[Entries from a dataset]
━━━━━━━━

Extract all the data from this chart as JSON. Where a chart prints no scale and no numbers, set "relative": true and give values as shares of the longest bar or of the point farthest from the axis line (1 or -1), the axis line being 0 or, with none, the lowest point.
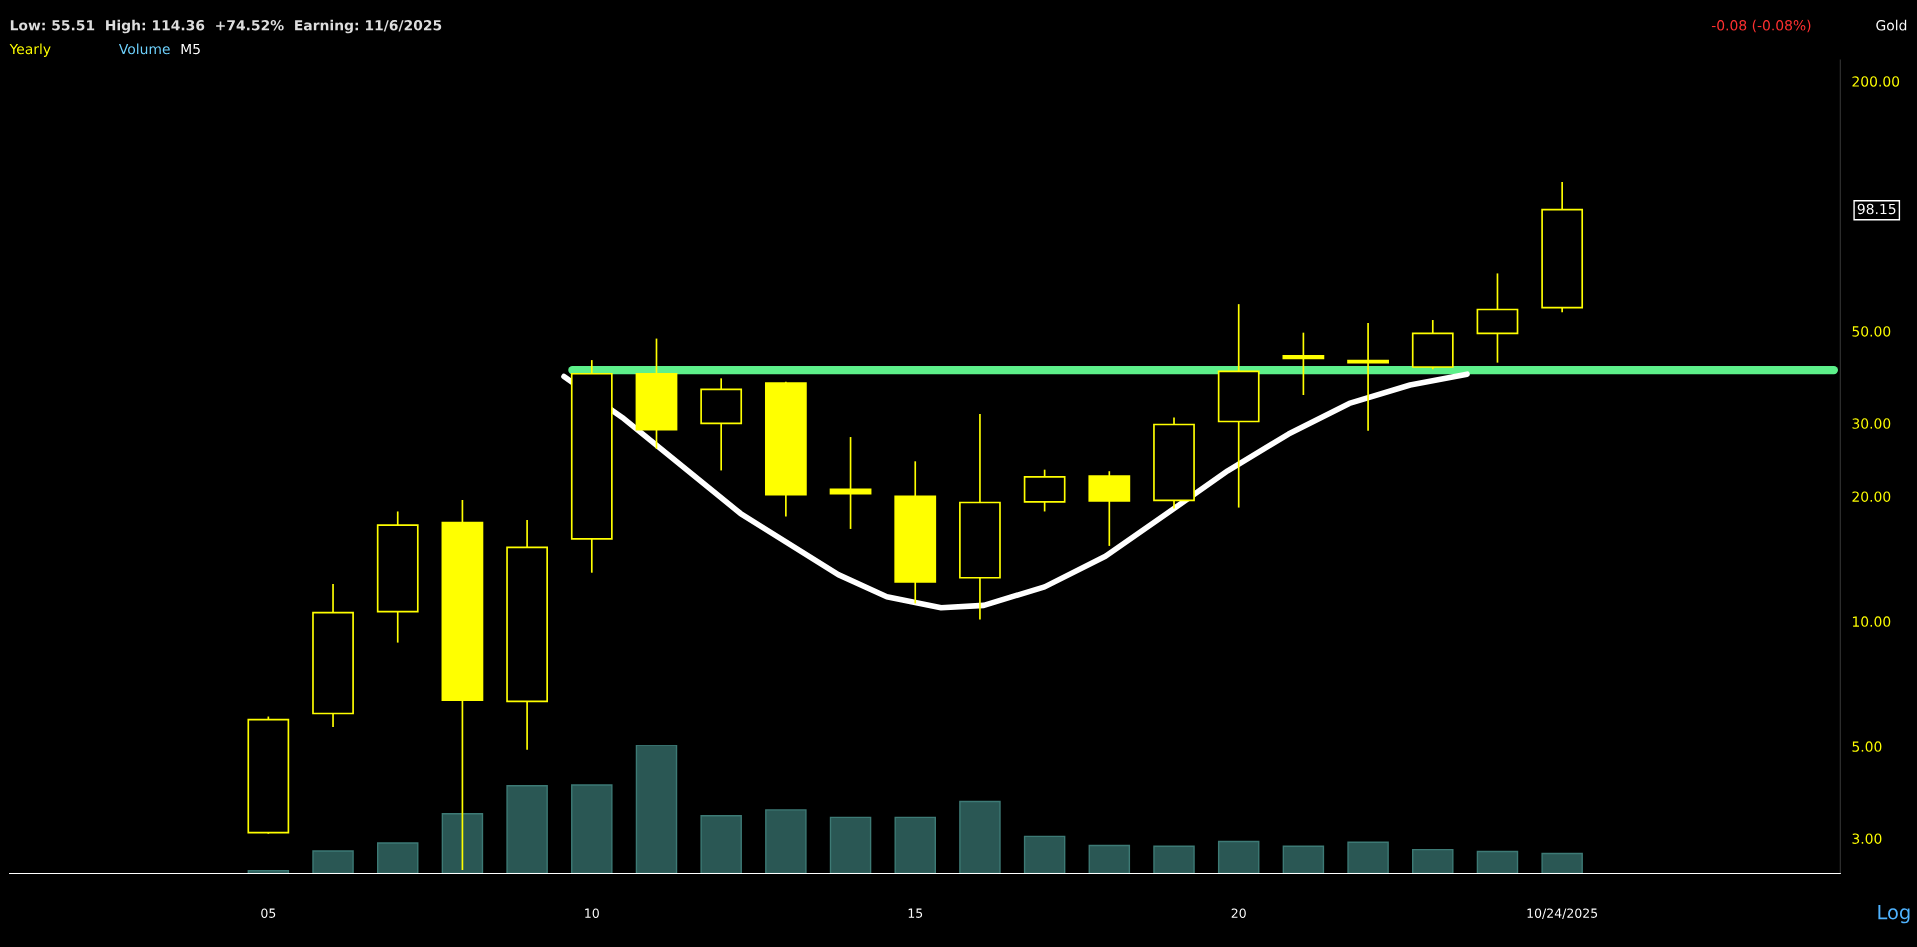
{
  "chart_data": [
    {
      "type": "candlestick",
      "title": "Yearly",
      "subtitle": "Low: 55.51  High: 114.36  +74.52%  Earning: 11/6/2025",
      "annotations": [
        "-0.08 (-0.08%)",
        "Gold",
        "Volume",
        "M5",
        "Log",
        "98.15"
      ],
      "x": [
        2005,
        2006,
        2007,
        2008,
        2009,
        2010,
        2011,
        2012,
        2013,
        2014,
        2015,
        2016,
        2017,
        2018,
        2019,
        2020,
        2021,
        2022,
        2023,
        2024,
        2025
      ],
      "ohlc": [
        [
          3.1,
          5.9,
          3.08,
          5.8
        ],
        [
          6.0,
          12.3,
          5.57,
          10.5
        ],
        [
          10.56,
          18.4,
          8.89,
          17.05
        ],
        [
          17.3,
          19.6,
          2.52,
          6.46
        ],
        [
          6.42,
          17.55,
          4.91,
          15.08
        ],
        [
          15.8,
          42.6,
          13.1,
          39.5
        ],
        [
          39.5,
          48.0,
          26.05,
          28.95
        ],
        [
          30.0,
          38.5,
          23.1,
          36.2
        ],
        [
          37.5,
          37.8,
          17.9,
          20.2
        ],
        [
          20.8,
          27.8,
          16.7,
          20.3
        ],
        [
          20.0,
          24.3,
          11.05,
          12.44
        ],
        [
          12.74,
          31.6,
          10.1,
          19.34
        ],
        [
          19.4,
          23.2,
          18.4,
          22.3
        ],
        [
          22.4,
          23.0,
          15.2,
          19.5
        ],
        [
          19.56,
          31.0,
          18.7,
          29.8
        ],
        [
          30.3,
          58.1,
          18.8,
          40.0
        ],
        [
          43.6,
          49.6,
          35.1,
          43.0
        ],
        [
          42.5,
          52.3,
          28.8,
          42.0
        ],
        [
          41.0,
          53.2,
          40.5,
          49.4
        ],
        [
          49.4,
          68.9,
          42.0,
          56.4
        ],
        [
          57.0,
          114.36,
          55.51,
          98.15
        ]
      ],
      "color": "#ffff00",
      "series": [
        {
          "type": "line",
          "color": "#5df08a",
          "x": [
            2009.7,
            2029.2
          ],
          "values": [
            40.3,
            40.3
          ]
        },
        {
          "type": "line",
          "color": "#ffffff",
          "x": [
            2009.57,
            2010.47,
            2012.3,
            2013.81,
            2014.56,
            2015.4,
            2016.06,
            2017.0,
            2017.94,
            2018.89,
            2019.83,
            2020.77,
            2021.71,
            2022.65,
            2023.53
          ],
          "values": [
            38.9,
            31.0,
            18.19,
            12.96,
            11.47,
            10.79,
            10.93,
            12.11,
            14.35,
            18.19,
            23.06,
            28.27,
            33.5,
            37.1,
            39.4
          ]
        }
      ],
      "log": "y",
      "ylim": [
        2.47,
        225
      ],
      "yticks": [
        {
          "value": 3,
          "label": "3.00"
        },
        {
          "value": 5,
          "label": "5.00"
        },
        {
          "value": 10,
          "label": "10.00"
        },
        {
          "value": 20,
          "label": "20.00"
        },
        {
          "value": 30,
          "label": "30.00"
        },
        {
          "value": 50,
          "label": "50.00"
        },
        {
          "value": 200,
          "label": "200.00"
        }
      ],
      "xlim": [
        2001.0,
        2029.3
      ],
      "xticks": [
        {
          "value": 2005,
          "label": "05"
        },
        {
          "value": 2010,
          "label": "10"
        },
        {
          "value": 2015,
          "label": "15"
        },
        {
          "value": 2020,
          "label": "20"
        },
        {
          "value": 2025,
          "label": "10/24/2025"
        }
      ]
    },
    {
      "type": "bar",
      "relative": true,
      "color": "#2a5754",
      "x": [
        2005,
        2006,
        2007,
        2008,
        2009,
        2010,
        2011,
        2012,
        2013,
        2014,
        2015,
        2016,
        2017,
        2018,
        2019,
        2020,
        2021,
        2022,
        2023,
        2024,
        2025
      ],
      "xlim": [
        2001.0,
        2029.3
      ],
      "values": [
        0.022,
        0.175,
        0.237,
        0.465,
        0.683,
        0.689,
        1,
        0.449,
        0.495,
        0.437,
        0.437,
        0.56,
        0.289,
        0.218,
        0.212,
        0.249,
        0.212,
        0.243,
        0.186,
        0.171,
        0.156
      ]
    }
  ]
}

━━━━━━━━

### SHORT TASK:
In this exercise, set down all of the data exactly, without the pictures.

### PROBLEM SOLUTION:
Extract all the data from this chart as JSON. Where a chart prints no scale and no numbers, set "relative": true and give values as shares of the longest bar or of the point farthest from the axis line (1 or -1), the axis line being 0 or, with none, the lowest point.
{
  "chart_data": [
    {
      "type": "candlestick",
      "title": "Yearly",
      "subtitle": "Low: 55.51  High: 114.36  +74.52%  Earning: 11/6/2025",
      "annotations": [
        "-0.08 (-0.08%)",
        "Gold",
        "Volume",
        "M5",
        "Log",
        "98.15"
      ],
      "x": [
        2005,
        2006,
        2007,
        2008,
        2009,
        2010,
        2011,
        2012,
        2013,
        2014,
        2015,
        2016,
        2017,
        2018,
        2019,
        2020,
        2021,
        2022,
        2023,
        2024,
        2025
      ],
      "ohlc": [
        [
          3.1,
          5.9,
          3.08,
          5.8
        ],
        [
          6.0,
          12.3,
          5.57,
          10.5
        ],
        [
          10.56,
          18.4,
          8.89,
          17.05
        ],
        [
          17.3,
          19.6,
          2.52,
          6.46
        ],
        [
          6.42,
          17.55,
          4.91,
          15.08
        ],
        [
          15.8,
          42.6,
          13.1,
          39.5
        ],
        [
          39.5,
          48.0,
          26.05,
          28.95
        ],
        [
          30.0,
          38.5,
          23.1,
          36.2
        ],
        [
          37.5,
          37.8,
          17.9,
          20.2
        ],
        [
          20.8,
          27.8,
          16.7,
          20.3
        ],
        [
          20.0,
          24.3,
          11.05,
          12.44
        ],
        [
          12.74,
          31.6,
          10.1,
          19.34
        ],
        [
          19.4,
          23.2,
          18.4,
          22.3
        ],
        [
          22.4,
          23.0,
          15.2,
          19.5
        ],
        [
          19.56,
          31.0,
          18.7,
          29.8
        ],
        [
          30.3,
          58.1,
          18.8,
          40.0
        ],
        [
          43.6,
          49.6,
          35.1,
          43.0
        ],
        [
          42.5,
          52.3,
          28.8,
          42.0
        ],
        [
          41.0,
          53.2,
          40.5,
          49.4
        ],
        [
          49.4,
          68.9,
          42.0,
          56.4
        ],
        [
          57.0,
          114.36,
          55.51,
          98.15
        ]
      ],
      "color": "#ffff00",
      "series": [
        {
          "type": "line",
          "color": "#5df08a",
          "x": [
            2009.7,
            2029.2
          ],
          "values": [
            40.3,
            40.3
          ]
        },
        {
          "type": "line",
          "color": "#ffffff",
          "x": [
            2009.57,
            2010.47,
            2012.3,
            2013.81,
            2014.56,
            2015.4,
            2016.06,
            2017.0,
            2017.94,
            2018.89,
            2019.83,
            2020.77,
            2021.71,
            2022.65,
            2023.53
          ],
          "values": [
            38.9,
            31.0,
            18.19,
            12.96,
            11.47,
            10.79,
            10.93,
            12.11,
            14.35,
            18.19,
            23.06,
            28.27,
            33.5,
            37.1,
            39.4
          ]
        }
      ],
      "log": "y",
      "ylim": [
        2.47,
        225
      ],
      "yticks": [
        {
          "value": 3,
          "label": "3.00"
        },
        {
          "value": 5,
          "label": "5.00"
        },
        {
          "value": 10,
          "label": "10.00"
        },
        {
          "value": 20,
          "label": "20.00"
        },
        {
          "value": 30,
          "label": "30.00"
        },
        {
          "value": 50,
          "label": "50.00"
        },
        {
          "value": 200,
          "label": "200.00"
        }
      ],
      "xlim": [
        2001.0,
        2029.3
      ],
      "xticks": [
        {
          "value": 2005,
          "label": "05"
        },
        {
          "value": 2010,
          "label": "10"
        },
        {
          "value": 2015,
          "label": "15"
        },
        {
          "value": 2020,
          "label": "20"
        },
        {
          "value": 2025,
          "label": "10/24/2025"
        }
      ]
    },
    {
      "type": "bar",
      "relative": true,
      "color": "#2a5754",
      "x": [
        2005,
        2006,
        2007,
        2008,
        2009,
        2010,
        2011,
        2012,
        2013,
        2014,
        2015,
        2016,
        2017,
        2018,
        2019,
        2020,
        2021,
        2022,
        2023,
        2024,
        2025
      ],
      "xlim": [
        2001.0,
        2029.3
      ],
      "values": [
        0.022,
        0.175,
        0.237,
        0.465,
        0.683,
        0.689,
        1,
        0.449,
        0.495,
        0.437,
        0.437,
        0.56,
        0.289,
        0.218,
        0.212,
        0.249,
        0.212,
        0.243,
        0.186,
        0.171,
        0.156
      ]
    }
  ]
}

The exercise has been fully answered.